__Your task__.
Return the entries verbatim and drop every picture.

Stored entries
************

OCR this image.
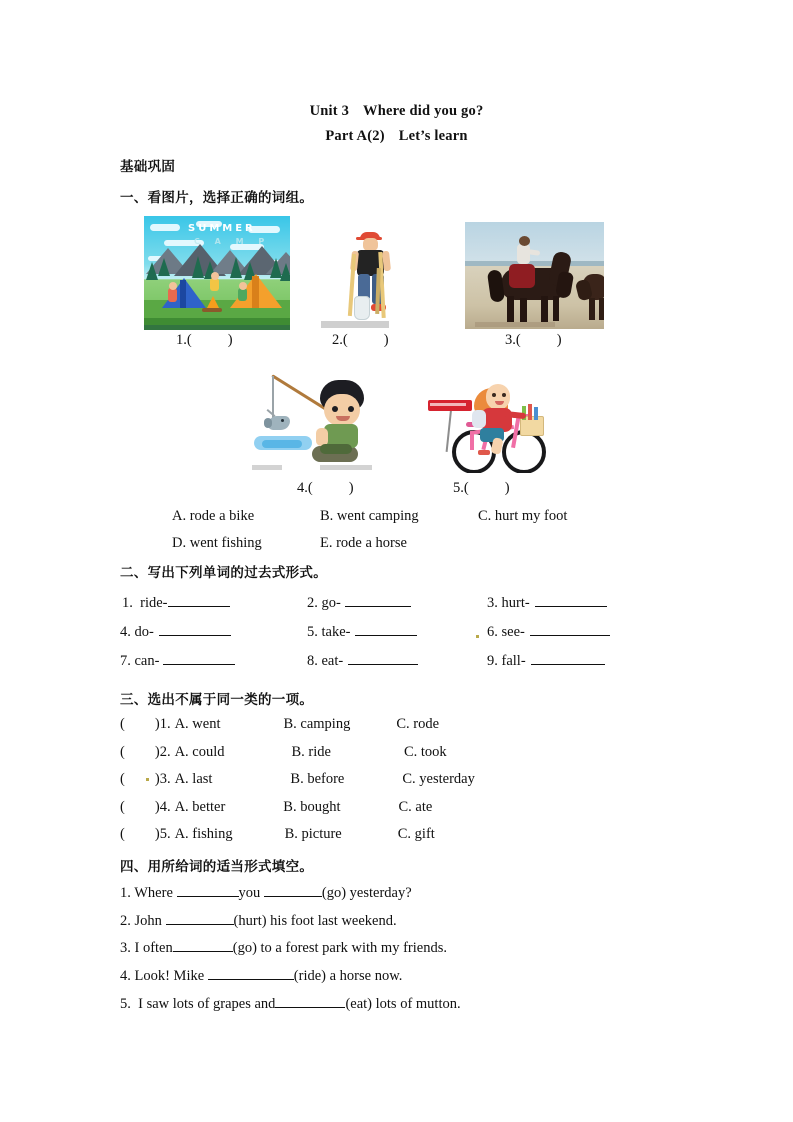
Unit 3 Where did you go?
Part A(2) Let’s learn
基础巩固
一、看图片，选择正确的词组。
SUMMER
C A M P
1.( )	2.( )	3.( )
4.( )	5.( )
A. rode a bike	B. went camping	C. hurt my foot
D. went fishing	E. rode a horse
二、写出下列单词的过去式形式。
1.  ride-	2. go-	3. hurt-
4. do-	5. take-	6. see-
7. can-	8. eat-	9. fall-
三、选出不属于同一类的一项。
( )1. A. went	B. camping	C. rode
( )2. A. could	B. ride	C. took
( )3. A. last	B. before	C. yesterday
( )4. A. better	B. bought	C. ate
( )5. A. fishing	B. picture	C. gift
四、用所给词的适当形式填空。
1. Where	you	(go) yesterday?
2. John	(hurt) his foot last weekend.
3. I often	(go) to a forest park with my friends.
4. Look! Mike	(ride) a horse now.
5.  I saw lots of grapes and	(eat) lots of mutton.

************

__Reply__.
OCR this image.
Unit 3 Where did you go?
Part A(2) Let’s learn
基础巩固
一、看图片，选择正确的词组。
SUMMER
C A M P
1.( )	2.( )	3.( )
4.( )	5.( )
A. rode a bike	B. went camping	C. hurt my foot
D. went fishing	E. rode a horse
二、写出下列单词的过去式形式。
1.  ride-	2. go-	3. hurt-
4. do-	5. take-	6. see-
7. can-	8. eat-	9. fall-
三、选出不属于同一类的一项。
( )1. A. went	B. camping	C. rode
( )2. A. could	B. ride	C. took
( )3. A. last	B. before	C. yesterday
( )4. A. better	B. bought	C. ate
( )5. A. fishing	B. picture	C. gift
四、用所给词的适当形式填空。
1. Where	you	(go) yesterday?
2. John	(hurt) his foot last weekend.
3. I often	(go) to a forest park with my friends.
4. Look! Mike	(ride) a horse now.
5.  I saw lots of grapes and	(eat) lots of mutton.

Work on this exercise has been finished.